▶ _Short exercise_
Extract each line bearing the word "first".
Start of Material for this exercise
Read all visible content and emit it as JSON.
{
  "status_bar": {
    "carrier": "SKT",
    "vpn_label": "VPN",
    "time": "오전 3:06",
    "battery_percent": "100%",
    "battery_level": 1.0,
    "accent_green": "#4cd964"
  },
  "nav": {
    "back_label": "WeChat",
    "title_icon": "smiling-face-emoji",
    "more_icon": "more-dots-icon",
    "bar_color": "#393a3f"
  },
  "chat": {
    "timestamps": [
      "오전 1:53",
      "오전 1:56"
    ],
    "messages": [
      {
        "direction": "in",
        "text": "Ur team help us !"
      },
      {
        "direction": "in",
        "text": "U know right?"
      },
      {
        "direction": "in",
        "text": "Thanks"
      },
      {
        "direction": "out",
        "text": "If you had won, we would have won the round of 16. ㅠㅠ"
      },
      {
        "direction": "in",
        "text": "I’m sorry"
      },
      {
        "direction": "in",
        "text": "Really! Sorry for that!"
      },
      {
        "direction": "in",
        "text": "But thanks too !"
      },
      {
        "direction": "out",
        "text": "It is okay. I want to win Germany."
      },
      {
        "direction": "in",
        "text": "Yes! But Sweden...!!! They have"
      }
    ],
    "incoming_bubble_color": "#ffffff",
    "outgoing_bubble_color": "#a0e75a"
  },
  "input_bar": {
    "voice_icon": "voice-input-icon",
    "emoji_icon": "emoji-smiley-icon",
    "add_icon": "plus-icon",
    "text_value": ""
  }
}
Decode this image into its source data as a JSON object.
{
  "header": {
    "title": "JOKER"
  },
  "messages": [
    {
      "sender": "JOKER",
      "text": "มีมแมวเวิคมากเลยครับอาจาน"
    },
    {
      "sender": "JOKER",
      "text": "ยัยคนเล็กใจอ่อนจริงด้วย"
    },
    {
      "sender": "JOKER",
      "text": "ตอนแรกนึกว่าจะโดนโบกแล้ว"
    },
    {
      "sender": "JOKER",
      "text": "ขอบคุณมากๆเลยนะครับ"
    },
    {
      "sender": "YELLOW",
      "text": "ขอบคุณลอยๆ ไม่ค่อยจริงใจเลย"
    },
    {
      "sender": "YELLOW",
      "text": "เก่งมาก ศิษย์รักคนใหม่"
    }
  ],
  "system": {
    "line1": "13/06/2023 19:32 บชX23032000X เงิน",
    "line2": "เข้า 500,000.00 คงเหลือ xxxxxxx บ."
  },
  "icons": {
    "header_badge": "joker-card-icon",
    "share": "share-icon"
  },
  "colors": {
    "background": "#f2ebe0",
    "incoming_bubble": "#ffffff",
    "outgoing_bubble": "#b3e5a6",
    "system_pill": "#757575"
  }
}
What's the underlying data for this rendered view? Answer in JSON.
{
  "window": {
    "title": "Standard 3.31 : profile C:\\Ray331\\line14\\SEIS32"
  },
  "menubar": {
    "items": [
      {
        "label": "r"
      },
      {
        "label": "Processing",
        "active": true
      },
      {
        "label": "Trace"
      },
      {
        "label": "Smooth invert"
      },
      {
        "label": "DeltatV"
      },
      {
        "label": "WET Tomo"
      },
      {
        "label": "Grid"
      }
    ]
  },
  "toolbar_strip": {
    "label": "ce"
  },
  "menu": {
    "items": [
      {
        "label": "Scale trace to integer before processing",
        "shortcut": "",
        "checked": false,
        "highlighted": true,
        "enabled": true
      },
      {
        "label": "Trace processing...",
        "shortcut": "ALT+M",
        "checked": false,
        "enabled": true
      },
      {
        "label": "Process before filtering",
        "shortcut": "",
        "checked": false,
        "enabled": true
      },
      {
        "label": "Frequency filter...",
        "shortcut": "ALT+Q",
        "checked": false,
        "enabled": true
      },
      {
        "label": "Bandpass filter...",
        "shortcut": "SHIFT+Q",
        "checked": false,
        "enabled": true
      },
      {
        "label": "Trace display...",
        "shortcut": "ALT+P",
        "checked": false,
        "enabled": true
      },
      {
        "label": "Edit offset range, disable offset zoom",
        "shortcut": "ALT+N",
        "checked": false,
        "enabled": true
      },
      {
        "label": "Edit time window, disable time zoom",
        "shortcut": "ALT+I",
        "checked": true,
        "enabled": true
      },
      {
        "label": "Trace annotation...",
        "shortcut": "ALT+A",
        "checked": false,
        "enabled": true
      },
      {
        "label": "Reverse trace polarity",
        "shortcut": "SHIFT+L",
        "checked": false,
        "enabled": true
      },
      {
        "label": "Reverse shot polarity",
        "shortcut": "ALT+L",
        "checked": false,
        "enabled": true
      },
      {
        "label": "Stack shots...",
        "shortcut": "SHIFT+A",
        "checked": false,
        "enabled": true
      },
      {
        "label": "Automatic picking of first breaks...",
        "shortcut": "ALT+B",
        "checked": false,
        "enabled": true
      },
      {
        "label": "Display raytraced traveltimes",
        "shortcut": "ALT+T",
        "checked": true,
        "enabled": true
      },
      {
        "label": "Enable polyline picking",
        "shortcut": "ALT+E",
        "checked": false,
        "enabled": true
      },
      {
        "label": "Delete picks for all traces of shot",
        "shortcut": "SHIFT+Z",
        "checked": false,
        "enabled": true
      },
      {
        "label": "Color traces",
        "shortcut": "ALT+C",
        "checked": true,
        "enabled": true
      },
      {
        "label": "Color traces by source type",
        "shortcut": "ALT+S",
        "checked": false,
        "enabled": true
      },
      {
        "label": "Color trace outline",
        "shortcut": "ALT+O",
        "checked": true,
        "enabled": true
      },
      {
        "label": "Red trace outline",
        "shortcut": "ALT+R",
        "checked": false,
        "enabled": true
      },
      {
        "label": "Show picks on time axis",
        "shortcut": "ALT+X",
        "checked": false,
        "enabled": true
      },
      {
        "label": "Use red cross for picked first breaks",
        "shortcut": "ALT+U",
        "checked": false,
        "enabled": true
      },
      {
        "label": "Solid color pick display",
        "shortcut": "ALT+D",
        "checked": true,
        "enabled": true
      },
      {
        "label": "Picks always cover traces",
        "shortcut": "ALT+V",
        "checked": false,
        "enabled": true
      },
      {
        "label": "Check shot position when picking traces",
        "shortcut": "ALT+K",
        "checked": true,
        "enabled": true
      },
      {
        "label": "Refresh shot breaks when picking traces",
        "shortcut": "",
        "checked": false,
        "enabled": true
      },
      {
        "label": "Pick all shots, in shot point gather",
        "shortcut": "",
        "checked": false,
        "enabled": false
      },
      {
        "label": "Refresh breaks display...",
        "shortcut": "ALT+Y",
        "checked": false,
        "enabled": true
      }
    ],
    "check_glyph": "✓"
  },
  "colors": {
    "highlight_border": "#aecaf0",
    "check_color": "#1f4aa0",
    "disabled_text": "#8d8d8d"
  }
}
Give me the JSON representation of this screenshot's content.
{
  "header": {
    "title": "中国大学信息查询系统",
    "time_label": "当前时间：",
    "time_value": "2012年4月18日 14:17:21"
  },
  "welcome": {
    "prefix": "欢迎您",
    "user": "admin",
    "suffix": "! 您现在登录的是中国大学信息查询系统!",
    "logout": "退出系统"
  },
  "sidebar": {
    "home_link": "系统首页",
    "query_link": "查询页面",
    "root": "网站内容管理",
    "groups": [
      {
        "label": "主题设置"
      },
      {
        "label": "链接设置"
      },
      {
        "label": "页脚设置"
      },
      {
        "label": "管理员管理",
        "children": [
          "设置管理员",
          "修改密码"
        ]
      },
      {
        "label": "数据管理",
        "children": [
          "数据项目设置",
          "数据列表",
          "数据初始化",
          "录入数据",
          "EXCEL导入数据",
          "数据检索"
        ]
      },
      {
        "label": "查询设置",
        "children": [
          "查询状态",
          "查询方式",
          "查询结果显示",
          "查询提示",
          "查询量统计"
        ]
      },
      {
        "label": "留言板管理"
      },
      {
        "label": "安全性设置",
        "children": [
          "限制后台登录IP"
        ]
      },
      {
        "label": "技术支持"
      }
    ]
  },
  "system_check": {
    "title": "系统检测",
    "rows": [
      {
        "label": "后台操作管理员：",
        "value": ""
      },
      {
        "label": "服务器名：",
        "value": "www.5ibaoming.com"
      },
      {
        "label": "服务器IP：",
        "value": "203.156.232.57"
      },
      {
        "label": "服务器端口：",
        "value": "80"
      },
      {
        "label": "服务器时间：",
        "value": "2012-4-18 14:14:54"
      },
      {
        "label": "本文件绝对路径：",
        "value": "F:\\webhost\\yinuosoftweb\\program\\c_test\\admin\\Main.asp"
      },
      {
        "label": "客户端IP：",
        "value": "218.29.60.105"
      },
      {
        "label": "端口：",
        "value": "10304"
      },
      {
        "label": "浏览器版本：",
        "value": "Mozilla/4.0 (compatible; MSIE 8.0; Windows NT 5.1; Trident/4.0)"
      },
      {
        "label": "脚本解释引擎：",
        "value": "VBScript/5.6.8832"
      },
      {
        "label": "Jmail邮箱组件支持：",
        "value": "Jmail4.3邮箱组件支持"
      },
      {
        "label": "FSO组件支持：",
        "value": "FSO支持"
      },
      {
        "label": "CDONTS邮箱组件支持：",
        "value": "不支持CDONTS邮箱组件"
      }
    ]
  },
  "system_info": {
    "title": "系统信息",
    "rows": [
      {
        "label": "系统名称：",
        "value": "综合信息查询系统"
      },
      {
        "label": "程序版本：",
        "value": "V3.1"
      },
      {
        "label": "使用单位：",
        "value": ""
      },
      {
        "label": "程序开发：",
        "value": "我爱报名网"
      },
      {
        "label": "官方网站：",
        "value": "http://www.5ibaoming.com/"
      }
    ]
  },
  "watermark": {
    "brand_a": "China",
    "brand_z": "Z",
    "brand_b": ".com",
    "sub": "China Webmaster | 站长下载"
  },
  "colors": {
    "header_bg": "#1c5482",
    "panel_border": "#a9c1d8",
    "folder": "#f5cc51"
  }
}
End of Material for this exercise
▶ _Task output_
        "label": "Automatic picking of first breaks...",
        "label": "Use red cross for picked first breaks",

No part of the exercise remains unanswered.